**Instruction:** Pick out and copy each line of the rows below that contains the string "field". Case counts.
[START OF Data supplied]
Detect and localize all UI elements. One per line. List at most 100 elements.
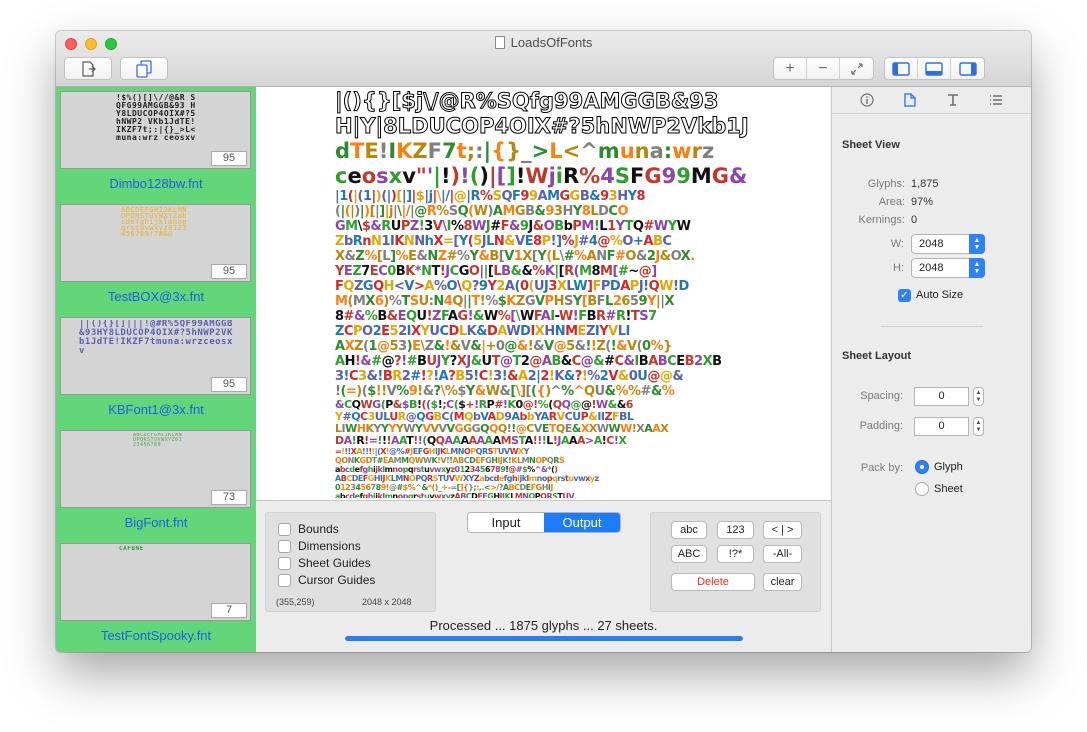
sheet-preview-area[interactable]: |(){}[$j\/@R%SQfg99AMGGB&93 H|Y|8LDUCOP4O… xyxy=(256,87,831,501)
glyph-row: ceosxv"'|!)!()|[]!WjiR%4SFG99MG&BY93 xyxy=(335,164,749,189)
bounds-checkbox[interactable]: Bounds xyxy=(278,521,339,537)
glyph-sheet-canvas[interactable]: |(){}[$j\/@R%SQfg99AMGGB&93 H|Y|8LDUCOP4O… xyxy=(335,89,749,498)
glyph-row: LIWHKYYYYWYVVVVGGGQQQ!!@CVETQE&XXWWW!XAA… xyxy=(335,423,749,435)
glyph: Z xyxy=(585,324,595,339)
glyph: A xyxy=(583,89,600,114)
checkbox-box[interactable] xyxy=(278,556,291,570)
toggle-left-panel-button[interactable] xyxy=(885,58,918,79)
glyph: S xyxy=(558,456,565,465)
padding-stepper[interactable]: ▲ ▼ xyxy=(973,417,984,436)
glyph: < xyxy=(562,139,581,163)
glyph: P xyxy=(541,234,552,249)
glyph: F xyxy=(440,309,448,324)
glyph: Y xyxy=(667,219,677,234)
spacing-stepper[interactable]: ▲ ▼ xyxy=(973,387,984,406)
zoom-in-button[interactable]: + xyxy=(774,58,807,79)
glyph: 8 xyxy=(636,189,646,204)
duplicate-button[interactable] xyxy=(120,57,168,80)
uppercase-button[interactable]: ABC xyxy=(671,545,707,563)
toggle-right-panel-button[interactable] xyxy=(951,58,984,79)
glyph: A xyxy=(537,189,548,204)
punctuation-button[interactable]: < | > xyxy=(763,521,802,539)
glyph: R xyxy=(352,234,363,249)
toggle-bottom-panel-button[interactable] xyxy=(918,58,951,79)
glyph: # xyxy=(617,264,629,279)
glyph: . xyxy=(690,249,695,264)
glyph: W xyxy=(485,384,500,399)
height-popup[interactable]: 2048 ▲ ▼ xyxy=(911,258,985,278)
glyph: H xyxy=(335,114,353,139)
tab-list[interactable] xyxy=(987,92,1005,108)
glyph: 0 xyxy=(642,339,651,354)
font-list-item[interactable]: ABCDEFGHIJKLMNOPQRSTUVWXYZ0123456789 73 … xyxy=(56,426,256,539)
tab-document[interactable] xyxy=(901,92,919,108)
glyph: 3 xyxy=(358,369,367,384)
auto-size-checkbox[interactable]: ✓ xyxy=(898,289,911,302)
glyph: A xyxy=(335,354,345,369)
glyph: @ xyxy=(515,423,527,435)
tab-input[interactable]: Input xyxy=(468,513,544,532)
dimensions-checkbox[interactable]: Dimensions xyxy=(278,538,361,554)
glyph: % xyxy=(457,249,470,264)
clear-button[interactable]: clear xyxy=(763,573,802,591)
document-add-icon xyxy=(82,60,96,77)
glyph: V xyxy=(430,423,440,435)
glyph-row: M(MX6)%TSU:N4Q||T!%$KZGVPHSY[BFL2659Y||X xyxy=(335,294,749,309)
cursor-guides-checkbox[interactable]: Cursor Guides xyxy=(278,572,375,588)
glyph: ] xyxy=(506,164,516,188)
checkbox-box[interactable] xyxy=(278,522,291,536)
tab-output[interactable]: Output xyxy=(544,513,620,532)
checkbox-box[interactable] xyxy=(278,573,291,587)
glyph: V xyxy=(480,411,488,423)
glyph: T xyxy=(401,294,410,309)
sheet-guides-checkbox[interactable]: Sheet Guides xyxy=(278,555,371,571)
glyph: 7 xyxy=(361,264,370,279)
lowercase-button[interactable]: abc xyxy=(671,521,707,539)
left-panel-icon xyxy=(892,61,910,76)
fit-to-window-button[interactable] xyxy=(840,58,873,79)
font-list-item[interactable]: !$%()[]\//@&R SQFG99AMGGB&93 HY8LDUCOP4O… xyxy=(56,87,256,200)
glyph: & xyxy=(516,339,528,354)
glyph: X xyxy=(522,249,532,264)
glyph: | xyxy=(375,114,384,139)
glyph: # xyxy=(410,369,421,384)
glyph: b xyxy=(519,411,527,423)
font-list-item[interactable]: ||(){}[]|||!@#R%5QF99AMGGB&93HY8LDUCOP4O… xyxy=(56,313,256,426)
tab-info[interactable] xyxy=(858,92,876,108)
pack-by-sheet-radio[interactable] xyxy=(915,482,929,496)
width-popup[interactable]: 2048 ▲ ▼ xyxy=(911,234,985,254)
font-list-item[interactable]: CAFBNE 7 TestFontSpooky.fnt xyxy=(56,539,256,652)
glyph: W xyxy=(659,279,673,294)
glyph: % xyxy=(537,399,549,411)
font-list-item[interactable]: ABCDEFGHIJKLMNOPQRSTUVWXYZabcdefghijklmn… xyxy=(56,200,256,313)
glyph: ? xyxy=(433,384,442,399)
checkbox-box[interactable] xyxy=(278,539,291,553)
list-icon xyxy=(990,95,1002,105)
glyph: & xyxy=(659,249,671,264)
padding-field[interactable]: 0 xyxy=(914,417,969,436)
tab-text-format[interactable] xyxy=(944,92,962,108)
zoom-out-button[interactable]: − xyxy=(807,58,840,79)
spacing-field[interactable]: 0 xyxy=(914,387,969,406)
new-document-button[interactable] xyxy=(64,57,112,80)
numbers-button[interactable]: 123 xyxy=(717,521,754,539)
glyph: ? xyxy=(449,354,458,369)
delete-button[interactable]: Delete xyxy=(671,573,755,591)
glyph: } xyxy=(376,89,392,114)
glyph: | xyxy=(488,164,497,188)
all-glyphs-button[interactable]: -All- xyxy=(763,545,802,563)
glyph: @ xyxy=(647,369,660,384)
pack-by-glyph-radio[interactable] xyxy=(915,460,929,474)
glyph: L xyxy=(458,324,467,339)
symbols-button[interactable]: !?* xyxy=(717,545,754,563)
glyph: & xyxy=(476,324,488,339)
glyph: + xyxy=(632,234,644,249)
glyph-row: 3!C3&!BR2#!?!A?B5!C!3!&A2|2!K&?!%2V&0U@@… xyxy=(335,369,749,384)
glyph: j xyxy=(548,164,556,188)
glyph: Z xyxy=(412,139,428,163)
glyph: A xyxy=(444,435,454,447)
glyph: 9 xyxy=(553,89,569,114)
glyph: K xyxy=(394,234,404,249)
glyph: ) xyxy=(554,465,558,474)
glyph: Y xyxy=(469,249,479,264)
[END OF Data supplied]
**Exercise solution:**
padding-field[interactable]: 0 xyxy=(914,417,969,436)
spacing-field[interactable]: 0 xyxy=(914,387,969,406)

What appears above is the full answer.